* [Set exercise] For the data below, report the number of lines that contain the string "忘记了旧的" and nothing else.

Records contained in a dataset
════

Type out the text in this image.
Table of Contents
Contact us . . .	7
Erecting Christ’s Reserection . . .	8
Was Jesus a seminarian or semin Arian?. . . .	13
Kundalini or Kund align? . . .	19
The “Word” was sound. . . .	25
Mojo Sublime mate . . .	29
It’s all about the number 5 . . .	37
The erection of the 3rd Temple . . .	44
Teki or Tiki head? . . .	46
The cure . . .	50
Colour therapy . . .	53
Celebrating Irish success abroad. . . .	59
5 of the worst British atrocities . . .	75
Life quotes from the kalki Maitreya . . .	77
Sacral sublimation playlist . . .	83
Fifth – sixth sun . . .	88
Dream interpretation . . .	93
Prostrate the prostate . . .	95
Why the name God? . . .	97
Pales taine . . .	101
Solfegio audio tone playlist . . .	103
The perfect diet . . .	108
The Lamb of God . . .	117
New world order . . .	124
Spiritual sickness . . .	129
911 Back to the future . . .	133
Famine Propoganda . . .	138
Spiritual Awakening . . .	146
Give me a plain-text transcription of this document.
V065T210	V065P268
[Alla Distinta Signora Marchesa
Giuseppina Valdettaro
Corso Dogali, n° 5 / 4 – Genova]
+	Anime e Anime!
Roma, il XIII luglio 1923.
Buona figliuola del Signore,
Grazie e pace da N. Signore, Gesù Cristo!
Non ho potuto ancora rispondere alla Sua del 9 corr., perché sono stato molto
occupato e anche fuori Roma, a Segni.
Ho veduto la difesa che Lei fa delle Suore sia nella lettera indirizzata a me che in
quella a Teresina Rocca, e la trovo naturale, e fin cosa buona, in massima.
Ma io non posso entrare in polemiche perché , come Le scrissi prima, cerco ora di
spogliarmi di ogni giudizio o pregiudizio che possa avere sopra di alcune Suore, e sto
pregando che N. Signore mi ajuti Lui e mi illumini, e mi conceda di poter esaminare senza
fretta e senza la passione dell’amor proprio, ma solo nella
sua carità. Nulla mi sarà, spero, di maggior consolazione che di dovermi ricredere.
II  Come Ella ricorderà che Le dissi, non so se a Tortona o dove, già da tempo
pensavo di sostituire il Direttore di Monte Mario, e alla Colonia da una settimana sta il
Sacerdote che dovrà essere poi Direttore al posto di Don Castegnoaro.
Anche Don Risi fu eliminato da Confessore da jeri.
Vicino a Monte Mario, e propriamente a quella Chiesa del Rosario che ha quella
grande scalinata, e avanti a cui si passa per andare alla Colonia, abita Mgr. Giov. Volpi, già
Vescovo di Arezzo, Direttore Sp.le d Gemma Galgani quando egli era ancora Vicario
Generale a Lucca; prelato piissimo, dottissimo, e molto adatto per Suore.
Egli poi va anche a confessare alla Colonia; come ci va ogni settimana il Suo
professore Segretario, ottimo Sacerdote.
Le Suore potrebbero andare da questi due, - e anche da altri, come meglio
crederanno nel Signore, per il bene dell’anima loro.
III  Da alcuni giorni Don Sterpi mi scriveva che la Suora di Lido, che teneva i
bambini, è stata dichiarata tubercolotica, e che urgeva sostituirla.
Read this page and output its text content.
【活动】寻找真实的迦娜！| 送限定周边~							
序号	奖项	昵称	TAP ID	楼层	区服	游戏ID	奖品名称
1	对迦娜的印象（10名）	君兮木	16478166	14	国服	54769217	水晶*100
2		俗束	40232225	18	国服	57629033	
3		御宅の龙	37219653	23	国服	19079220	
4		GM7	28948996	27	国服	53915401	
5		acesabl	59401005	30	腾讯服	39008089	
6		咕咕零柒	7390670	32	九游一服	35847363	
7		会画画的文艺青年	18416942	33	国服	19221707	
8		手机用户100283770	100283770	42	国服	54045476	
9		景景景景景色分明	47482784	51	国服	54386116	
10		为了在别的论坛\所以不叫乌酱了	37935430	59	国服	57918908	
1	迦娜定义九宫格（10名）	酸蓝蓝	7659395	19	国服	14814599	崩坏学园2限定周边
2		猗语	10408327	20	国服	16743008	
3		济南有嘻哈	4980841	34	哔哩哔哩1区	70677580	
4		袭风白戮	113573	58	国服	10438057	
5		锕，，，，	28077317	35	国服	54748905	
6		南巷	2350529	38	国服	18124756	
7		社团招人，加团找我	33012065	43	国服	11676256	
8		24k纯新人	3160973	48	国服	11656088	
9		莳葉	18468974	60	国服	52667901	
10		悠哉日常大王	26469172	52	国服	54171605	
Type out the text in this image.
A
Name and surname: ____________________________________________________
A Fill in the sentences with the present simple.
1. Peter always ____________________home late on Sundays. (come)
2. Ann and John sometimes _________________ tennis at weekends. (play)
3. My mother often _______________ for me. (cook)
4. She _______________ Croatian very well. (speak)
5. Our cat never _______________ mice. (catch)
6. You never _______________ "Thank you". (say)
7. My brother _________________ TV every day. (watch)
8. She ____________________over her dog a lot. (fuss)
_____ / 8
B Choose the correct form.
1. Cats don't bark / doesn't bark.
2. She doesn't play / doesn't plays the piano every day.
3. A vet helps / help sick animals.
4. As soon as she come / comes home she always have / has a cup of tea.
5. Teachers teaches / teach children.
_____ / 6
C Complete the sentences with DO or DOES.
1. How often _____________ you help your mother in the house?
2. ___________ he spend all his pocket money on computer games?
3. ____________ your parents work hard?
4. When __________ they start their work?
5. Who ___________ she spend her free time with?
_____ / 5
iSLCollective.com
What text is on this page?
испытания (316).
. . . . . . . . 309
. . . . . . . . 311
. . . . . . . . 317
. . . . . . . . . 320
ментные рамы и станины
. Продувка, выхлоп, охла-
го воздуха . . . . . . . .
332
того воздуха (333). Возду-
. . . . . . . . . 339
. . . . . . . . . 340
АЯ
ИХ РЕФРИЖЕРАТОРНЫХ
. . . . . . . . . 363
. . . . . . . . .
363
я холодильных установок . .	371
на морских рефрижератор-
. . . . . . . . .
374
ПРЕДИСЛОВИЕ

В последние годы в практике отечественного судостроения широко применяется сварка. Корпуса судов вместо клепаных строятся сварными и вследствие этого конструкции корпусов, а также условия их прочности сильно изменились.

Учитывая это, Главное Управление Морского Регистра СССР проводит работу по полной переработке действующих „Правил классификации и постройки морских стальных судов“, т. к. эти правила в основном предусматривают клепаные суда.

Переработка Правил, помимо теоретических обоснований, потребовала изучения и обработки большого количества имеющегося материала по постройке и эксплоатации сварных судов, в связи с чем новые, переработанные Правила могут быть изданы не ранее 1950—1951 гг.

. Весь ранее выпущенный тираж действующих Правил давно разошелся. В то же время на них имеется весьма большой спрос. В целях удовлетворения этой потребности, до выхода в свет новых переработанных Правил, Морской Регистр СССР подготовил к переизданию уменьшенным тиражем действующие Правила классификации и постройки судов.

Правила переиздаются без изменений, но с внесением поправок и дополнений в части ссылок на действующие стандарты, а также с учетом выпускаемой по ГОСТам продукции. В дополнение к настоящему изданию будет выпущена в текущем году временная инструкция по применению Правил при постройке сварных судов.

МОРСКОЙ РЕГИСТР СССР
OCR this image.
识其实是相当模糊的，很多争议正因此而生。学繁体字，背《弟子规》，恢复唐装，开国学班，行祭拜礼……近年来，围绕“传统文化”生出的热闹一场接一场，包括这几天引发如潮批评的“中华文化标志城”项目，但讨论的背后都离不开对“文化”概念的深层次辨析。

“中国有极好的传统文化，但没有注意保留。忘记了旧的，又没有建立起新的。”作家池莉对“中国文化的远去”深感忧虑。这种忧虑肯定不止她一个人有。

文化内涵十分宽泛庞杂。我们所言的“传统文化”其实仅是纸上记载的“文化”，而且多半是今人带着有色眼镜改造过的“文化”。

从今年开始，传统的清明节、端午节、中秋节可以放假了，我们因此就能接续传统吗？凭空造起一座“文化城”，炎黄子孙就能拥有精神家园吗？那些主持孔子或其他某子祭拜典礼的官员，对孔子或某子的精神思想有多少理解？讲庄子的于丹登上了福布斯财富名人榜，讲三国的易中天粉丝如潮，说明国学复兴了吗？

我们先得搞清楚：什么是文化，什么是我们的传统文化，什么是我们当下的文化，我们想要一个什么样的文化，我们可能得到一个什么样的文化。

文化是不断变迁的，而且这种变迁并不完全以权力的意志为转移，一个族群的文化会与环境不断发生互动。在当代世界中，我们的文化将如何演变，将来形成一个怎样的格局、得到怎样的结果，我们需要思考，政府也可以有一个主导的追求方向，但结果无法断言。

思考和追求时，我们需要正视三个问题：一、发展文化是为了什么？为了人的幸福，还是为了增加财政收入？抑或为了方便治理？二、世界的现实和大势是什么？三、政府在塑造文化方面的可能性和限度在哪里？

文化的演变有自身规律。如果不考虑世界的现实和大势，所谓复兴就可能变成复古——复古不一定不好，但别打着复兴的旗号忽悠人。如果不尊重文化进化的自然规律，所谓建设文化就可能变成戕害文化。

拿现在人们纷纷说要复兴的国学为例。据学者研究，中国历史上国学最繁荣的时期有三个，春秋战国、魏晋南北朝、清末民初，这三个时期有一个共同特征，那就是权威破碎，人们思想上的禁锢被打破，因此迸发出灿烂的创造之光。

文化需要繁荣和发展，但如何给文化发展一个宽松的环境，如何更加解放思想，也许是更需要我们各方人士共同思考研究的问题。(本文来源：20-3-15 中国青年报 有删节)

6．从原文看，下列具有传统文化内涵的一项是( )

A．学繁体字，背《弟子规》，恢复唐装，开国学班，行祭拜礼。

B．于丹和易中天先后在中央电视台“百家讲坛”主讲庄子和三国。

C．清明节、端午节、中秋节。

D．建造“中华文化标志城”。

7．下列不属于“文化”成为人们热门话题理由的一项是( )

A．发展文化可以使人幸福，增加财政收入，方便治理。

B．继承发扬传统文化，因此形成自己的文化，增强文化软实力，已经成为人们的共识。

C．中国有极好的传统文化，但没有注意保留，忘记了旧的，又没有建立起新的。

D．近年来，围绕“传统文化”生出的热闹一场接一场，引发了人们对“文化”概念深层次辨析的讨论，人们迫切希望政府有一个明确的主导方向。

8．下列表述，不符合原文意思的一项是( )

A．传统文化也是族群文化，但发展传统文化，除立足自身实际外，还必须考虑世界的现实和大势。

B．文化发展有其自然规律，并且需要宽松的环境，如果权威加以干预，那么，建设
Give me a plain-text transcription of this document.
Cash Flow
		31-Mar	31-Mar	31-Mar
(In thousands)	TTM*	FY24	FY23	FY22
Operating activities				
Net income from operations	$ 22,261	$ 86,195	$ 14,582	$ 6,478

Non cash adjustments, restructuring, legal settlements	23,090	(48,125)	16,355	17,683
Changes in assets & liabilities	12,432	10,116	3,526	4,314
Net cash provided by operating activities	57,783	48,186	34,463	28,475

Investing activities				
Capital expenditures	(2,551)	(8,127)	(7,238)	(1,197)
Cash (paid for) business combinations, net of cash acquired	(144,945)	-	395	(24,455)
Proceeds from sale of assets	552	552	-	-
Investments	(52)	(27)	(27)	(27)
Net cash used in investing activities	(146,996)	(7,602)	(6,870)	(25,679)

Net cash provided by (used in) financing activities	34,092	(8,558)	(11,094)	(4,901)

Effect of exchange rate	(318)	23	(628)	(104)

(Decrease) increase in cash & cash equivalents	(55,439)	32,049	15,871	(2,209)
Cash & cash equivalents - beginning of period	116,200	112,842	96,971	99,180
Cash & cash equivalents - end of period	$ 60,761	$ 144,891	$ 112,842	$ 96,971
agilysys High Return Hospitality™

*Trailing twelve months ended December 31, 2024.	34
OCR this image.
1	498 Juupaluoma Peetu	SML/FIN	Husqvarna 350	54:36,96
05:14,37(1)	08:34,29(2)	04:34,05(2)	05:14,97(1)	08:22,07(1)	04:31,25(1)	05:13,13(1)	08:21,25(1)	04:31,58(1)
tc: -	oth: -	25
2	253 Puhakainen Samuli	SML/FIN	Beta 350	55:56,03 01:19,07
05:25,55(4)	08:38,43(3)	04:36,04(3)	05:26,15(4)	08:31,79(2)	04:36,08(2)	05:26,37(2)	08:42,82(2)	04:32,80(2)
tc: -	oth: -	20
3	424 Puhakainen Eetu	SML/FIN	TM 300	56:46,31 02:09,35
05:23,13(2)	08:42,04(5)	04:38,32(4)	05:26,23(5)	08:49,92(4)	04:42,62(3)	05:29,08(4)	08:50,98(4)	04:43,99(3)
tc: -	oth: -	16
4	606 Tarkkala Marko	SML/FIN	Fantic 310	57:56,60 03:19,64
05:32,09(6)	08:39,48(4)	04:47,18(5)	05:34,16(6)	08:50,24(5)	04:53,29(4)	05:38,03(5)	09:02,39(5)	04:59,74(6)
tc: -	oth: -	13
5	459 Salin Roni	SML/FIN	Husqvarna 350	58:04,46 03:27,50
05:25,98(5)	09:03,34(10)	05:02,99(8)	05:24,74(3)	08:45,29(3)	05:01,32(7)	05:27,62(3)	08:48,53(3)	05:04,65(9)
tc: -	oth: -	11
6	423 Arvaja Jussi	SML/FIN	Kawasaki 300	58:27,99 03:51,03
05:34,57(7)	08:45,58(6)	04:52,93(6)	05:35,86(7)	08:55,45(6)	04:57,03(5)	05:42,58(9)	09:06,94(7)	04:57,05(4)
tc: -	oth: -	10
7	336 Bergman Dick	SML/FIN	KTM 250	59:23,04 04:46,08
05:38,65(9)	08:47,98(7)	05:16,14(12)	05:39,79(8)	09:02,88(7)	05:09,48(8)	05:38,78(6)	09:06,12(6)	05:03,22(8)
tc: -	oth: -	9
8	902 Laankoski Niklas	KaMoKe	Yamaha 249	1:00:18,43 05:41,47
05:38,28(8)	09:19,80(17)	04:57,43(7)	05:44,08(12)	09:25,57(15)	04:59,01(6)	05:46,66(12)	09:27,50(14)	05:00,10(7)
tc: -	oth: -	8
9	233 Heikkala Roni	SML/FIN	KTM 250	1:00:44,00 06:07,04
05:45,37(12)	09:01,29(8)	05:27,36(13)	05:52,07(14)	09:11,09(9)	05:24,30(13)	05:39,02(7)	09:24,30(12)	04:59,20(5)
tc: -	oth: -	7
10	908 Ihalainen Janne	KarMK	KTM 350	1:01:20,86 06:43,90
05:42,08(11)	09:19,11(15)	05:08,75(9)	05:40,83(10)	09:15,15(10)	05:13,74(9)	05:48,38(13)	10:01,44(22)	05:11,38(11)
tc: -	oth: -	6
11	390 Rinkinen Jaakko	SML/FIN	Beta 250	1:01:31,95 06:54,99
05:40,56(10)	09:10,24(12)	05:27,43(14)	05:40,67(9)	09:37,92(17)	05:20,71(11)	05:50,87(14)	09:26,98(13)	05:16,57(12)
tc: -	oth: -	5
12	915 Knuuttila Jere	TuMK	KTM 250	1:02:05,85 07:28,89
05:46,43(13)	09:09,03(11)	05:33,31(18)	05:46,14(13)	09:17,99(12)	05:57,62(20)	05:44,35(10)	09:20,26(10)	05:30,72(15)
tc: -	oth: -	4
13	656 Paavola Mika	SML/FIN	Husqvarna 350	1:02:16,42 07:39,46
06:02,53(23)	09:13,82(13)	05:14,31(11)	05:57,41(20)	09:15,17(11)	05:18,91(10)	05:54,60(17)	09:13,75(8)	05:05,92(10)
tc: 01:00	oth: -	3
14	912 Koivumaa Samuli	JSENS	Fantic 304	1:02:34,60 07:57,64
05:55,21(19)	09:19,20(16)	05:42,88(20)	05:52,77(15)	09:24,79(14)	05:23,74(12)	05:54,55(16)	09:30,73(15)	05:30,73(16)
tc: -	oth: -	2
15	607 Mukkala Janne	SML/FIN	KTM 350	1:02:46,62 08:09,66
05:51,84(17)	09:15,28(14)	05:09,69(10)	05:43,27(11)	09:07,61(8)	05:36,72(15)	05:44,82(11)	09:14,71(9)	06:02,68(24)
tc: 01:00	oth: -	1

════

* [Task answer] 2